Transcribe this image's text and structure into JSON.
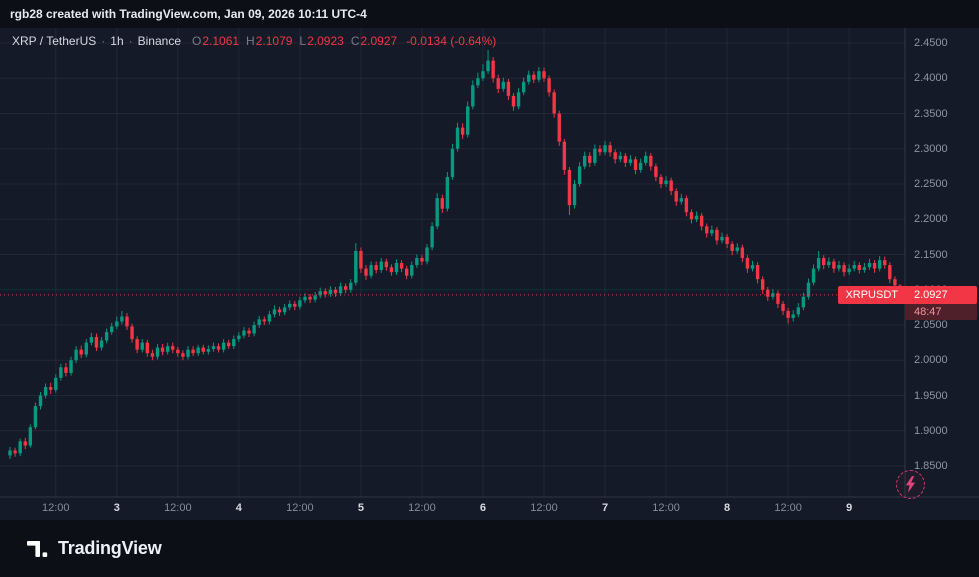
{
  "header": {
    "title": "rgb28 created with TradingView.com, Jan 09, 2026 10:11 UTC-4"
  },
  "legend": {
    "symbol": "XRP / TetherUS",
    "interval": "1h",
    "exchange": "Binance",
    "sep": "·",
    "ohlc": {
      "o_label": "O",
      "o_value": "2.1061",
      "h_label": "H",
      "h_value": "2.1079",
      "l_label": "L",
      "l_value": "2.0923",
      "c_label": "C",
      "c_value": "2.0927"
    },
    "change": "-0.0134 (-0.64%)"
  },
  "price_badge": {
    "symbol": "XRPUSDT",
    "price": "2.0927",
    "countdown": "48:47"
  },
  "footer": {
    "brand": "TradingView"
  },
  "colors": {
    "up": "#089981",
    "down": "#f23645",
    "grid": "rgba(255,255,255,0.06)",
    "border": "rgba(255,255,255,0.12)",
    "chart_bg": "#141a27",
    "page_bg": "#0c0f16",
    "flash": "#d13a6e"
  },
  "chart_data": {
    "type": "candlestick",
    "symbol": "XRPUSDT",
    "interval": "1h",
    "exchange": "Binance",
    "last_price": 2.0927,
    "last_open": 2.1061,
    "last_high": 2.1079,
    "last_low": 2.0923,
    "change": -0.0134,
    "change_pct": -0.64,
    "ylim": [
      1.84,
      2.46
    ],
    "grid": true,
    "y_ticks": [
      2.45,
      2.4,
      2.35,
      2.3,
      2.25,
      2.2,
      2.15,
      2.1,
      2.05,
      2.0,
      1.95,
      1.9,
      1.85
    ],
    "x_ticks": [
      {
        "label": "12:00",
        "idx": 9
      },
      {
        "label": "3",
        "idx": 21,
        "day": true
      },
      {
        "label": "12:00",
        "idx": 33
      },
      {
        "label": "4",
        "idx": 45,
        "day": true
      },
      {
        "label": "12:00",
        "idx": 57
      },
      {
        "label": "5",
        "idx": 69,
        "day": true
      },
      {
        "label": "12:00",
        "idx": 81
      },
      {
        "label": "6",
        "idx": 93,
        "day": true
      },
      {
        "label": "12:00",
        "idx": 105
      },
      {
        "label": "7",
        "idx": 117,
        "day": true
      },
      {
        "label": "12:00",
        "idx": 129
      },
      {
        "label": "8",
        "idx": 141,
        "day": true
      },
      {
        "label": "12:00",
        "idx": 153
      },
      {
        "label": "9",
        "idx": 165,
        "day": true
      }
    ],
    "candles": [
      [
        1.865,
        1.877,
        1.86,
        1.872
      ],
      [
        1.872,
        1.876,
        1.863,
        1.868
      ],
      [
        1.868,
        1.889,
        1.864,
        1.885
      ],
      [
        1.885,
        1.89,
        1.874,
        1.879
      ],
      [
        1.879,
        1.909,
        1.876,
        1.905
      ],
      [
        1.905,
        1.94,
        1.902,
        1.935
      ],
      [
        1.935,
        1.955,
        1.93,
        1.95
      ],
      [
        1.95,
        1.967,
        1.946,
        1.962
      ],
      [
        1.962,
        1.968,
        1.952,
        1.958
      ],
      [
        1.958,
        1.98,
        1.954,
        1.975
      ],
      [
        1.975,
        1.995,
        1.971,
        1.99
      ],
      [
        1.99,
        1.996,
        1.977,
        1.982
      ],
      [
        1.982,
        2.005,
        1.978,
        2.0
      ],
      [
        2.0,
        2.02,
        1.996,
        2.015
      ],
      [
        2.015,
        2.021,
        2.003,
        2.008
      ],
      [
        2.008,
        2.03,
        2.004,
        2.025
      ],
      [
        2.025,
        2.039,
        2.021,
        2.033
      ],
      [
        2.033,
        2.038,
        2.013,
        2.018
      ],
      [
        2.018,
        2.033,
        2.014,
        2.028
      ],
      [
        2.028,
        2.045,
        2.024,
        2.04
      ],
      [
        2.04,
        2.053,
        2.036,
        2.048
      ],
      [
        2.048,
        2.062,
        2.044,
        2.055
      ],
      [
        2.055,
        2.07,
        2.051,
        2.062
      ],
      [
        2.062,
        2.067,
        2.043,
        2.048
      ],
      [
        2.048,
        2.052,
        2.025,
        2.03
      ],
      [
        2.03,
        2.034,
        2.01,
        2.015
      ],
      [
        2.015,
        2.03,
        2.011,
        2.025
      ],
      [
        2.025,
        2.029,
        2.005,
        2.01
      ],
      [
        2.01,
        2.015,
        2.0,
        2.005
      ],
      [
        2.005,
        2.023,
        2.001,
        2.018
      ],
      [
        2.018,
        2.023,
        2.007,
        2.012
      ],
      [
        2.012,
        2.025,
        2.008,
        2.02
      ],
      [
        2.02,
        2.025,
        2.01,
        2.015
      ],
      [
        2.015,
        2.019,
        2.005,
        2.01
      ],
      [
        2.01,
        2.014,
        2.0,
        2.005
      ],
      [
        2.005,
        2.02,
        2.001,
        2.015
      ],
      [
        2.015,
        2.02,
        2.006,
        2.01
      ],
      [
        2.01,
        2.022,
        2.006,
        2.018
      ],
      [
        2.018,
        2.022,
        2.008,
        2.012
      ],
      [
        2.012,
        2.021,
        2.008,
        2.016
      ],
      [
        2.016,
        2.025,
        2.012,
        2.02
      ],
      [
        2.02,
        2.024,
        2.011,
        2.015
      ],
      [
        2.015,
        2.03,
        2.011,
        2.025
      ],
      [
        2.025,
        2.029,
        2.016,
        2.02
      ],
      [
        2.02,
        2.035,
        2.016,
        2.03
      ],
      [
        2.03,
        2.04,
        2.026,
        2.035
      ],
      [
        2.035,
        2.047,
        2.031,
        2.042
      ],
      [
        2.042,
        2.046,
        2.033,
        2.038
      ],
      [
        2.038,
        2.055,
        2.034,
        2.05
      ],
      [
        2.05,
        2.063,
        2.046,
        2.058
      ],
      [
        2.058,
        2.062,
        2.05,
        2.055
      ],
      [
        2.055,
        2.07,
        2.051,
        2.065
      ],
      [
        2.065,
        2.078,
        2.061,
        2.072
      ],
      [
        2.072,
        2.076,
        2.063,
        2.068
      ],
      [
        2.068,
        2.08,
        2.064,
        2.075
      ],
      [
        2.075,
        2.085,
        2.071,
        2.08
      ],
      [
        2.08,
        2.084,
        2.071,
        2.076
      ],
      [
        2.076,
        2.09,
        2.072,
        2.085
      ],
      [
        2.085,
        2.095,
        2.081,
        2.09
      ],
      [
        2.09,
        2.094,
        2.081,
        2.086
      ],
      [
        2.086,
        2.097,
        2.082,
        2.092
      ],
      [
        2.092,
        2.103,
        2.088,
        2.098
      ],
      [
        2.098,
        2.102,
        2.089,
        2.094
      ],
      [
        2.094,
        2.105,
        2.09,
        2.1
      ],
      [
        2.1,
        2.104,
        2.09,
        2.095
      ],
      [
        2.095,
        2.11,
        2.091,
        2.105
      ],
      [
        2.105,
        2.109,
        2.095,
        2.1
      ],
      [
        2.1,
        2.115,
        2.096,
        2.11
      ],
      [
        2.11,
        2.166,
        2.106,
        2.155
      ],
      [
        2.155,
        2.16,
        2.124,
        2.13
      ],
      [
        2.13,
        2.135,
        2.114,
        2.12
      ],
      [
        2.12,
        2.14,
        2.116,
        2.135
      ],
      [
        2.135,
        2.14,
        2.123,
        2.128
      ],
      [
        2.128,
        2.145,
        2.124,
        2.14
      ],
      [
        2.14,
        2.144,
        2.127,
        2.132
      ],
      [
        2.132,
        2.136,
        2.12,
        2.125
      ],
      [
        2.125,
        2.143,
        2.121,
        2.138
      ],
      [
        2.138,
        2.142,
        2.125,
        2.13
      ],
      [
        2.13,
        2.134,
        2.115,
        2.12
      ],
      [
        2.12,
        2.14,
        2.116,
        2.135
      ],
      [
        2.135,
        2.15,
        2.131,
        2.145
      ],
      [
        2.145,
        2.149,
        2.135,
        2.14
      ],
      [
        2.14,
        2.165,
        2.136,
        2.16
      ],
      [
        2.16,
        2.196,
        2.156,
        2.19
      ],
      [
        2.19,
        2.237,
        2.186,
        2.23
      ],
      [
        2.23,
        2.235,
        2.209,
        2.215
      ],
      [
        2.215,
        2.267,
        2.211,
        2.26
      ],
      [
        2.26,
        2.307,
        2.256,
        2.3
      ],
      [
        2.3,
        2.337,
        2.296,
        2.33
      ],
      [
        2.33,
        2.336,
        2.314,
        2.32
      ],
      [
        2.32,
        2.367,
        2.316,
        2.36
      ],
      [
        2.36,
        2.397,
        2.356,
        2.39
      ],
      [
        2.39,
        2.408,
        2.386,
        2.4
      ],
      [
        2.4,
        2.42,
        2.396,
        2.41
      ],
      [
        2.41,
        2.44,
        2.406,
        2.425
      ],
      [
        2.425,
        2.43,
        2.394,
        2.4
      ],
      [
        2.4,
        2.405,
        2.379,
        2.385
      ],
      [
        2.385,
        2.401,
        2.381,
        2.395
      ],
      [
        2.395,
        2.399,
        2.369,
        2.375
      ],
      [
        2.375,
        2.379,
        2.354,
        2.36
      ],
      [
        2.36,
        2.386,
        2.356,
        2.38
      ],
      [
        2.38,
        2.401,
        2.376,
        2.395
      ],
      [
        2.395,
        2.411,
        2.391,
        2.405
      ],
      [
        2.405,
        2.41,
        2.393,
        2.398
      ],
      [
        2.398,
        2.416,
        2.394,
        2.41
      ],
      [
        2.41,
        2.415,
        2.395,
        2.4
      ],
      [
        2.4,
        2.404,
        2.374,
        2.38
      ],
      [
        2.38,
        2.384,
        2.344,
        2.35
      ],
      [
        2.35,
        2.354,
        2.304,
        2.31
      ],
      [
        2.31,
        2.314,
        2.263,
        2.27
      ],
      [
        2.27,
        2.274,
        2.206,
        2.22
      ],
      [
        2.22,
        2.256,
        2.215,
        2.25
      ],
      [
        2.25,
        2.281,
        2.246,
        2.275
      ],
      [
        2.275,
        2.296,
        2.271,
        2.29
      ],
      [
        2.29,
        2.295,
        2.274,
        2.28
      ],
      [
        2.28,
        2.306,
        2.276,
        2.3
      ],
      [
        2.3,
        2.305,
        2.29,
        2.295
      ],
      [
        2.295,
        2.311,
        2.291,
        2.305
      ],
      [
        2.305,
        2.31,
        2.289,
        2.295
      ],
      [
        2.295,
        2.299,
        2.279,
        2.285
      ],
      [
        2.285,
        2.296,
        2.281,
        2.29
      ],
      [
        2.29,
        2.294,
        2.274,
        2.28
      ],
      [
        2.28,
        2.291,
        2.276,
        2.285
      ],
      [
        2.285,
        2.289,
        2.264,
        2.27
      ],
      [
        2.27,
        2.286,
        2.266,
        2.28
      ],
      [
        2.28,
        2.296,
        2.276,
        2.29
      ],
      [
        2.29,
        2.294,
        2.269,
        2.275
      ],
      [
        2.275,
        2.279,
        2.254,
        2.26
      ],
      [
        2.26,
        2.264,
        2.244,
        2.25
      ],
      [
        2.25,
        2.261,
        2.246,
        2.255
      ],
      [
        2.255,
        2.259,
        2.234,
        2.24
      ],
      [
        2.24,
        2.244,
        2.219,
        2.225
      ],
      [
        2.225,
        2.236,
        2.221,
        2.23
      ],
      [
        2.23,
        2.234,
        2.204,
        2.21
      ],
      [
        2.21,
        2.214,
        2.194,
        2.2
      ],
      [
        2.2,
        2.211,
        2.196,
        2.205
      ],
      [
        2.205,
        2.209,
        2.184,
        2.19
      ],
      [
        2.19,
        2.194,
        2.174,
        2.18
      ],
      [
        2.18,
        2.191,
        2.176,
        2.185
      ],
      [
        2.185,
        2.189,
        2.164,
        2.17
      ],
      [
        2.17,
        2.181,
        2.166,
        2.175
      ],
      [
        2.175,
        2.179,
        2.159,
        2.165
      ],
      [
        2.165,
        2.169,
        2.149,
        2.155
      ],
      [
        2.155,
        2.166,
        2.151,
        2.16
      ],
      [
        2.16,
        2.164,
        2.139,
        2.145
      ],
      [
        2.145,
        2.149,
        2.124,
        2.13
      ],
      [
        2.13,
        2.141,
        2.126,
        2.135
      ],
      [
        2.135,
        2.139,
        2.109,
        2.115
      ],
      [
        2.115,
        2.119,
        2.094,
        2.1
      ],
      [
        2.1,
        2.104,
        2.084,
        2.09
      ],
      [
        2.09,
        2.101,
        2.086,
        2.095
      ],
      [
        2.095,
        2.099,
        2.074,
        2.08
      ],
      [
        2.08,
        2.084,
        2.064,
        2.07
      ],
      [
        2.07,
        2.074,
        2.052,
        2.06
      ],
      [
        2.06,
        2.071,
        2.055,
        2.065
      ],
      [
        2.065,
        2.081,
        2.061,
        2.075
      ],
      [
        2.075,
        2.096,
        2.071,
        2.09
      ],
      [
        2.09,
        2.116,
        2.086,
        2.11
      ],
      [
        2.11,
        2.136,
        2.106,
        2.13
      ],
      [
        2.13,
        2.155,
        2.126,
        2.145
      ],
      [
        2.145,
        2.149,
        2.129,
        2.135
      ],
      [
        2.135,
        2.146,
        2.131,
        2.14
      ],
      [
        2.14,
        2.144,
        2.124,
        2.13
      ],
      [
        2.13,
        2.141,
        2.126,
        2.135
      ],
      [
        2.135,
        2.139,
        2.119,
        2.125
      ],
      [
        2.125,
        2.136,
        2.121,
        2.13
      ],
      [
        2.13,
        2.141,
        2.126,
        2.135
      ],
      [
        2.135,
        2.139,
        2.123,
        2.128
      ],
      [
        2.128,
        2.138,
        2.124,
        2.132
      ],
      [
        2.132,
        2.144,
        2.128,
        2.138
      ],
      [
        2.138,
        2.142,
        2.124,
        2.13
      ],
      [
        2.13,
        2.148,
        2.126,
        2.142
      ],
      [
        2.142,
        2.147,
        2.13,
        2.135
      ],
      [
        2.135,
        2.139,
        2.109,
        2.115
      ],
      [
        2.115,
        2.119,
        2.101,
        2.1061
      ],
      [
        2.1061,
        2.1079,
        2.0923,
        2.0927
      ]
    ]
  }
}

• _TASK TO CARRY OUT_: Copy every line in the entries above that has the string "rgba" in it.

• _ANSWER TO THE TASK_:
    "grid": "rgba(255,255,255,0.06)",
    "border": "rgba(255,255,255,0.12)",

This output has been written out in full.